== EXTRACTED DATA ==
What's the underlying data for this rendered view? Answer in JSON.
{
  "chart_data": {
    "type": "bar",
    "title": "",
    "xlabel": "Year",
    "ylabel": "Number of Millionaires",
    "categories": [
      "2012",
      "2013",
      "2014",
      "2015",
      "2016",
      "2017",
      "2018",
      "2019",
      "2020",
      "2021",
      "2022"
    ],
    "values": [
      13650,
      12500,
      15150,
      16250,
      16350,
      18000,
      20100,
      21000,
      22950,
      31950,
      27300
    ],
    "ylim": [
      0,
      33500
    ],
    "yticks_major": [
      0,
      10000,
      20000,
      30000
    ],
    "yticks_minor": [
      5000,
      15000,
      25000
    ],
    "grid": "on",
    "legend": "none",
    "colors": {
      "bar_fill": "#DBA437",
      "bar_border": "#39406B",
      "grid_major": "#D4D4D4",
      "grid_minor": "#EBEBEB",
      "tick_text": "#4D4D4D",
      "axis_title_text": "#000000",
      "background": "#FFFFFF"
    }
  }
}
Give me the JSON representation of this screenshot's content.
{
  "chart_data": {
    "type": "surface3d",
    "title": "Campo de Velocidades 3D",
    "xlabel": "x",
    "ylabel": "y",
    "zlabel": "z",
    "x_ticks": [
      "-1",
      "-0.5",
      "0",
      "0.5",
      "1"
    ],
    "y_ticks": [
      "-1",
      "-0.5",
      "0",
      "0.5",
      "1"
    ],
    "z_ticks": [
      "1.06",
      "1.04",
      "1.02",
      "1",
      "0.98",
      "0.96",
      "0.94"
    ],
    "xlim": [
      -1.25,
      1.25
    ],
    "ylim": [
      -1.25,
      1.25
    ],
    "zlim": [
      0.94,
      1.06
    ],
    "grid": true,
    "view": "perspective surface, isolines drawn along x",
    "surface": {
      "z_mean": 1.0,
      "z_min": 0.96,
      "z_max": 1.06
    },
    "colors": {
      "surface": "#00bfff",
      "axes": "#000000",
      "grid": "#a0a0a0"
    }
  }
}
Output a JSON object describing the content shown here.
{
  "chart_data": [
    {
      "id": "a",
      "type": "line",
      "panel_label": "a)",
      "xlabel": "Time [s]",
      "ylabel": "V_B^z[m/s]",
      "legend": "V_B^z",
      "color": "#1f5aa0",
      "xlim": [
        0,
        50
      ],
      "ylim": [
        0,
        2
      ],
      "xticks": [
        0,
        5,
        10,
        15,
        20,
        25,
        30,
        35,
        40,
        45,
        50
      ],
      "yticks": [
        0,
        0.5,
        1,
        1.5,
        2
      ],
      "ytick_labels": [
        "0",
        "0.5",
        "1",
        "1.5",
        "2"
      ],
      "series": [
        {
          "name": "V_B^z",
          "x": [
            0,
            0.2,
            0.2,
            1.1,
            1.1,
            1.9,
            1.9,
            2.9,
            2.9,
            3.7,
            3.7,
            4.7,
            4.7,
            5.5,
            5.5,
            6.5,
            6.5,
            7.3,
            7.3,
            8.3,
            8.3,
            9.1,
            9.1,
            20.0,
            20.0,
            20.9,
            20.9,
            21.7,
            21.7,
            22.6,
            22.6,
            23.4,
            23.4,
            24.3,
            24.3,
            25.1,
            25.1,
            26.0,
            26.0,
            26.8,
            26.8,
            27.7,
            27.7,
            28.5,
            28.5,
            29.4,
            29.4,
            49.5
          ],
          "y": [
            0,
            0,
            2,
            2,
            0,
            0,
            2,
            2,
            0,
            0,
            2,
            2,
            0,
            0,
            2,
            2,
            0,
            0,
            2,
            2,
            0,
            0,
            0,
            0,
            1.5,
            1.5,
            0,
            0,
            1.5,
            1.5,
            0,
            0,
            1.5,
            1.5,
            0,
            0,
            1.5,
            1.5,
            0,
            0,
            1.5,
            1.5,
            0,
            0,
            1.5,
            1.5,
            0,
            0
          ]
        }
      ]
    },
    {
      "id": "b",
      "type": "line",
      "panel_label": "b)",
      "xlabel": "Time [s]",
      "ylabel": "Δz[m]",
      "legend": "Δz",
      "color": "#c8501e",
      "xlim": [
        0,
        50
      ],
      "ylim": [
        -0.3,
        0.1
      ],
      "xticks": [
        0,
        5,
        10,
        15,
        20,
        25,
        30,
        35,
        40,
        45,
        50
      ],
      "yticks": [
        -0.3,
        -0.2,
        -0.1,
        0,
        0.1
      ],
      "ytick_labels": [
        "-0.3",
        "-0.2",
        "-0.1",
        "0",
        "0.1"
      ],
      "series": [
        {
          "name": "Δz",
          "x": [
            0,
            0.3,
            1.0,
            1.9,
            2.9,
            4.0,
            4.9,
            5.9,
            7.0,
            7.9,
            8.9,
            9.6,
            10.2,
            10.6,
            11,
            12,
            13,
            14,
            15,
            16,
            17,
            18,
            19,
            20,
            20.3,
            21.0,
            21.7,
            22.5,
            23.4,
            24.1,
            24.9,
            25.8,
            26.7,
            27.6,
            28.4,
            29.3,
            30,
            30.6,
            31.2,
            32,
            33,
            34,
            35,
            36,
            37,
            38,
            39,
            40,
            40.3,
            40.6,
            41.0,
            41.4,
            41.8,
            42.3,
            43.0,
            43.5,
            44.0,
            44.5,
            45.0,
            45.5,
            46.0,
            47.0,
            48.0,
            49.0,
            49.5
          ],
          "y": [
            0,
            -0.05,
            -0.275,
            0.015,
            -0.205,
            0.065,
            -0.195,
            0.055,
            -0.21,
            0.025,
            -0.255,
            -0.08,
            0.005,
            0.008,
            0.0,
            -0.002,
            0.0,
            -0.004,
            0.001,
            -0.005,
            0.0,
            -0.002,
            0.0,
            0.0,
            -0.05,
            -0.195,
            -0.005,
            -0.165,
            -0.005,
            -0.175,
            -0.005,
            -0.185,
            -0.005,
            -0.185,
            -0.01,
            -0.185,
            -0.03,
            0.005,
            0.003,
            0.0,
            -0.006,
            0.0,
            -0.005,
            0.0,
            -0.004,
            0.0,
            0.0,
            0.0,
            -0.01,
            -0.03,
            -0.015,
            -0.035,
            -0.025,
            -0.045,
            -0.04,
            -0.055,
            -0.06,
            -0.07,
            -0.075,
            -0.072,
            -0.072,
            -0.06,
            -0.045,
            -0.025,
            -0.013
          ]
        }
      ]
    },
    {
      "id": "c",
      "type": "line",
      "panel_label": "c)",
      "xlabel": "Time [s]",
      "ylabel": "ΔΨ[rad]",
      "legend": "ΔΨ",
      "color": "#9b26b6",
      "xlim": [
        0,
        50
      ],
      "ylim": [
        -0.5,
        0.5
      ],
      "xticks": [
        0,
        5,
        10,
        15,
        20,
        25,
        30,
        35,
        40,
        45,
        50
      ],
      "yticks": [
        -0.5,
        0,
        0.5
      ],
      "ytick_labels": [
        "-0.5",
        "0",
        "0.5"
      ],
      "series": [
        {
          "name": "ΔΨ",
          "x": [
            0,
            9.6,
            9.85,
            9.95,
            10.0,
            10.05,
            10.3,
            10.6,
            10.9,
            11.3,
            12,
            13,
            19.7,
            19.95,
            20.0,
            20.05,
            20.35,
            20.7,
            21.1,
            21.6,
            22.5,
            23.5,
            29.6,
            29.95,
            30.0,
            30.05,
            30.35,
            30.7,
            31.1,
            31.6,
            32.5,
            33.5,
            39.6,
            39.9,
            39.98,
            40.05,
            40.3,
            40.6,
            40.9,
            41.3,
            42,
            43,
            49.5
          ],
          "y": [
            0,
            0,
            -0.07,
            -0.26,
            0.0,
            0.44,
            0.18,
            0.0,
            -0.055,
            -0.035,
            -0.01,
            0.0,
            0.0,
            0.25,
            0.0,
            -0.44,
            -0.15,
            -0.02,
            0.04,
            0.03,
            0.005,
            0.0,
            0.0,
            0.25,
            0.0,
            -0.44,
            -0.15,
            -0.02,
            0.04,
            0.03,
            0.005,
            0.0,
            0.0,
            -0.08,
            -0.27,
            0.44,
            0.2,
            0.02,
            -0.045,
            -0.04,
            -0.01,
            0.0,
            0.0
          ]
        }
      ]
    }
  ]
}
===
Copy all lines from the entries that contain the word "content".

■ RESPONSE
Give me the JSON representation of this screenshot's content.
Output a JSON object describing the content shown here.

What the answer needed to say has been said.